_BRIEF_
Look below. Copy each line that has "this" in it.

_SUPPLIED RECORDS_
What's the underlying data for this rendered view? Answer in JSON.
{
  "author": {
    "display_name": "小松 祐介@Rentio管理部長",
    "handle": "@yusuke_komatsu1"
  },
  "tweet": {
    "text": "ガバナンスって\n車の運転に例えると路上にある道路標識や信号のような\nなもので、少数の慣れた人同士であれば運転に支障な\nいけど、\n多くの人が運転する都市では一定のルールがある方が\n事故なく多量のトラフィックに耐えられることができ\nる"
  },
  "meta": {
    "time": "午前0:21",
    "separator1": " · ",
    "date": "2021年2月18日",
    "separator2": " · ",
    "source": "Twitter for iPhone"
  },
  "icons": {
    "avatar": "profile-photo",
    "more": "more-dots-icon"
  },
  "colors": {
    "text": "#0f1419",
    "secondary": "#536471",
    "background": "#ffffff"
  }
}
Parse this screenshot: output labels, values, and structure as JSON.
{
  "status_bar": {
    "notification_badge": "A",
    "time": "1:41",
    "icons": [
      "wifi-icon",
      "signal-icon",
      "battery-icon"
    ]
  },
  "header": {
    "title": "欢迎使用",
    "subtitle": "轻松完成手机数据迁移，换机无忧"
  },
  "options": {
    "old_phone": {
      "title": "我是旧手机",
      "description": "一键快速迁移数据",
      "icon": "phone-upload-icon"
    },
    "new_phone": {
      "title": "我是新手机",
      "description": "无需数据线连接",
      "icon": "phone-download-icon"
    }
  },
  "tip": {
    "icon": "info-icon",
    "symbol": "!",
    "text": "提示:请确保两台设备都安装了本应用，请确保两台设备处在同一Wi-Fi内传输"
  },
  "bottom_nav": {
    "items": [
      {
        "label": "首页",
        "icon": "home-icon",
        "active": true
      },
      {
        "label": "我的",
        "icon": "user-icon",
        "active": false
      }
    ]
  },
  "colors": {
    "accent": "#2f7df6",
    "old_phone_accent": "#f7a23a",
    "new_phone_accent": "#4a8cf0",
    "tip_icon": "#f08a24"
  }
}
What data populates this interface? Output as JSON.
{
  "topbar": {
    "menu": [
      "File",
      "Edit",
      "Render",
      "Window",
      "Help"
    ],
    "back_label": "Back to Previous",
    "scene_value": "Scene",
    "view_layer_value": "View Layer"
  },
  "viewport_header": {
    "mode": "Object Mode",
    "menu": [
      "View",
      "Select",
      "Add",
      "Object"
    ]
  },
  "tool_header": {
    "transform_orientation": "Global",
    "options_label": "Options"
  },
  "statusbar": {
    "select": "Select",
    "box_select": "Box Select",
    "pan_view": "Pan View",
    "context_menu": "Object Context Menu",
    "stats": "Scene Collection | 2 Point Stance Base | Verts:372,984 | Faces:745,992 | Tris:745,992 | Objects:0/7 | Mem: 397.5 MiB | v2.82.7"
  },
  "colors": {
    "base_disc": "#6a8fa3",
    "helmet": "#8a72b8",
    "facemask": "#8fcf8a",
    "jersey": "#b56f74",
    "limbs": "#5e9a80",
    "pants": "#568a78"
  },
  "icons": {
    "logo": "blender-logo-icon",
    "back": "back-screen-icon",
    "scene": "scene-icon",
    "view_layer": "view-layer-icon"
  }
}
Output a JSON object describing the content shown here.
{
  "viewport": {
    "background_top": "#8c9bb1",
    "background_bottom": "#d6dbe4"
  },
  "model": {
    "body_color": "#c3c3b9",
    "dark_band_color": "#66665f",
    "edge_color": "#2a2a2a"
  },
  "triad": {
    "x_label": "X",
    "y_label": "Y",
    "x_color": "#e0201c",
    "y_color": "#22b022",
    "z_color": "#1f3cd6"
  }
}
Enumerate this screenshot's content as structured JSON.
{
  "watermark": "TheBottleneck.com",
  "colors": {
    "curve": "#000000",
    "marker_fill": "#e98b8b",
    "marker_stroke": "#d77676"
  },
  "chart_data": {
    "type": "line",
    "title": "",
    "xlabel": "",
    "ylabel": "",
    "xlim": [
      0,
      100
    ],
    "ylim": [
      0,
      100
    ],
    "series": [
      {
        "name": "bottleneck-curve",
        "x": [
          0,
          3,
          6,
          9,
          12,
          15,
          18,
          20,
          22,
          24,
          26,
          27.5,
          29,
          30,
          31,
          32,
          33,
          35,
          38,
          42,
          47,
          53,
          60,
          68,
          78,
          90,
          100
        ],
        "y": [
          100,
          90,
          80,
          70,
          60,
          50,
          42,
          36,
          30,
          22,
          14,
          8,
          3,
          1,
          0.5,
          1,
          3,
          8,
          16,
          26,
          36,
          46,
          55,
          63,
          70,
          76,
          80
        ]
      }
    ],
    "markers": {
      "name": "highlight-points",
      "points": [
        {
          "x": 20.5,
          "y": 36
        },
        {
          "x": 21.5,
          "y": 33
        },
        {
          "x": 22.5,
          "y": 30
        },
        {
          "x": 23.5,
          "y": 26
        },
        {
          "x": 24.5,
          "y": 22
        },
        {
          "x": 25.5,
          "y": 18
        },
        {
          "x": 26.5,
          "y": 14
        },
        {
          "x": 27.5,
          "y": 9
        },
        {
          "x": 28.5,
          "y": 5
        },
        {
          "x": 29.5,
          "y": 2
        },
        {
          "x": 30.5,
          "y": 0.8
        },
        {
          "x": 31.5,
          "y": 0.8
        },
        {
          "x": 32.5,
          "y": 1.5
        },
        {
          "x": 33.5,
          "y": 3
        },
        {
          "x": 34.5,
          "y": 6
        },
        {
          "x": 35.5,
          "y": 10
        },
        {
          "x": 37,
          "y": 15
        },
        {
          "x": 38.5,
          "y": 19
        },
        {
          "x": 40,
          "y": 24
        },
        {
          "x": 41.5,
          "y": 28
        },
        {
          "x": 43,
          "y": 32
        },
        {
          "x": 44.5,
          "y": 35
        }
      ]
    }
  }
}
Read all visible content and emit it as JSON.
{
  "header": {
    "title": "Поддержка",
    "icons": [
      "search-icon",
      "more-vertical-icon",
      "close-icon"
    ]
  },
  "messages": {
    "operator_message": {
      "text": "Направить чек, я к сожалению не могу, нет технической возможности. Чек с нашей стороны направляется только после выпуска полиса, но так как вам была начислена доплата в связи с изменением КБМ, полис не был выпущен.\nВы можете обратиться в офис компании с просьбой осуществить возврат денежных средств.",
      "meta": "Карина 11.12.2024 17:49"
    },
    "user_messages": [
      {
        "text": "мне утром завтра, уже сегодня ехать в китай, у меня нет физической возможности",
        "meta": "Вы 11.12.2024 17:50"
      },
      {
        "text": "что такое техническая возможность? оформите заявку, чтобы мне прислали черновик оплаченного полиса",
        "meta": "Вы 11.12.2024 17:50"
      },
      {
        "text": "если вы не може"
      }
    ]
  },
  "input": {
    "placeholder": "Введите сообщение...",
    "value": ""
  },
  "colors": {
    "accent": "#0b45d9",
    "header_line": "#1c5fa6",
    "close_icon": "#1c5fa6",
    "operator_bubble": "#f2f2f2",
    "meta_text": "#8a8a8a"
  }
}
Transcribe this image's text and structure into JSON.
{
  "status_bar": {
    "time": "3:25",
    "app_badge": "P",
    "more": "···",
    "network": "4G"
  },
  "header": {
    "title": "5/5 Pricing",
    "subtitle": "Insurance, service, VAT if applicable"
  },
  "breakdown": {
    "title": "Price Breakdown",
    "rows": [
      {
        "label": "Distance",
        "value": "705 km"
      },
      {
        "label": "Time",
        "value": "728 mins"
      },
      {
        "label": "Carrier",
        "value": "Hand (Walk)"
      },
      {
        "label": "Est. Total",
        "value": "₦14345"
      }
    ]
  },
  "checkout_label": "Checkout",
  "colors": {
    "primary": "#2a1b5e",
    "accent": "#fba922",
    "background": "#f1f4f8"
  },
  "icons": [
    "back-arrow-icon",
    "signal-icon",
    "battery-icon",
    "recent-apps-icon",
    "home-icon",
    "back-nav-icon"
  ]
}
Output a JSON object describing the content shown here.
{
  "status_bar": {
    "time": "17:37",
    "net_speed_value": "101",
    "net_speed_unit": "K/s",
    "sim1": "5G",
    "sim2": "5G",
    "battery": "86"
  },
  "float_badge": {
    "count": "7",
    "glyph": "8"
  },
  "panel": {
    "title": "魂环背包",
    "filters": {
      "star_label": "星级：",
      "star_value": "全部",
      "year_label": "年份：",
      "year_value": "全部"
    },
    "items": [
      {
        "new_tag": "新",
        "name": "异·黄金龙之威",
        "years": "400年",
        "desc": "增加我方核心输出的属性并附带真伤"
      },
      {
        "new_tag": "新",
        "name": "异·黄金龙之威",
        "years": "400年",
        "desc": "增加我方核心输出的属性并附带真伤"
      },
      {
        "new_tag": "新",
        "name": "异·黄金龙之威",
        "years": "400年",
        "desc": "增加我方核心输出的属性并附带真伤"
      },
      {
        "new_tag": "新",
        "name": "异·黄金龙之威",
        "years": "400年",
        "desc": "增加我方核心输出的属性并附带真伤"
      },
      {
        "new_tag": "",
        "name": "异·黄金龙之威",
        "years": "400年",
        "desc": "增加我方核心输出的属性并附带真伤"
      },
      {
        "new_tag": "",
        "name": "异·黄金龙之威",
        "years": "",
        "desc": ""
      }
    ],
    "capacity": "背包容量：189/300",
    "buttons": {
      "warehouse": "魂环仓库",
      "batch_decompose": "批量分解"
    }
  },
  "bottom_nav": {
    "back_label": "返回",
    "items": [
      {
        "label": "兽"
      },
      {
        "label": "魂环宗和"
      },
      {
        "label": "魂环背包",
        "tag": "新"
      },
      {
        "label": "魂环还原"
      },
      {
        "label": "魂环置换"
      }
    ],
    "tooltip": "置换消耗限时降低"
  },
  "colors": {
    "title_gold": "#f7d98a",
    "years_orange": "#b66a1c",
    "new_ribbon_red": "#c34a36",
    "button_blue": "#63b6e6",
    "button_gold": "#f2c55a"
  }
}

_TASK RESPONSE_
What's the underlying data for this rendered view? Answer in JSON.
Parse this screenshot: output labels, values, and structure as JSON.
What data populates this interface? Output as JSON.
Enumerate this screenshot's content as structured JSON.
Transcribe this image's text and structure into JSON.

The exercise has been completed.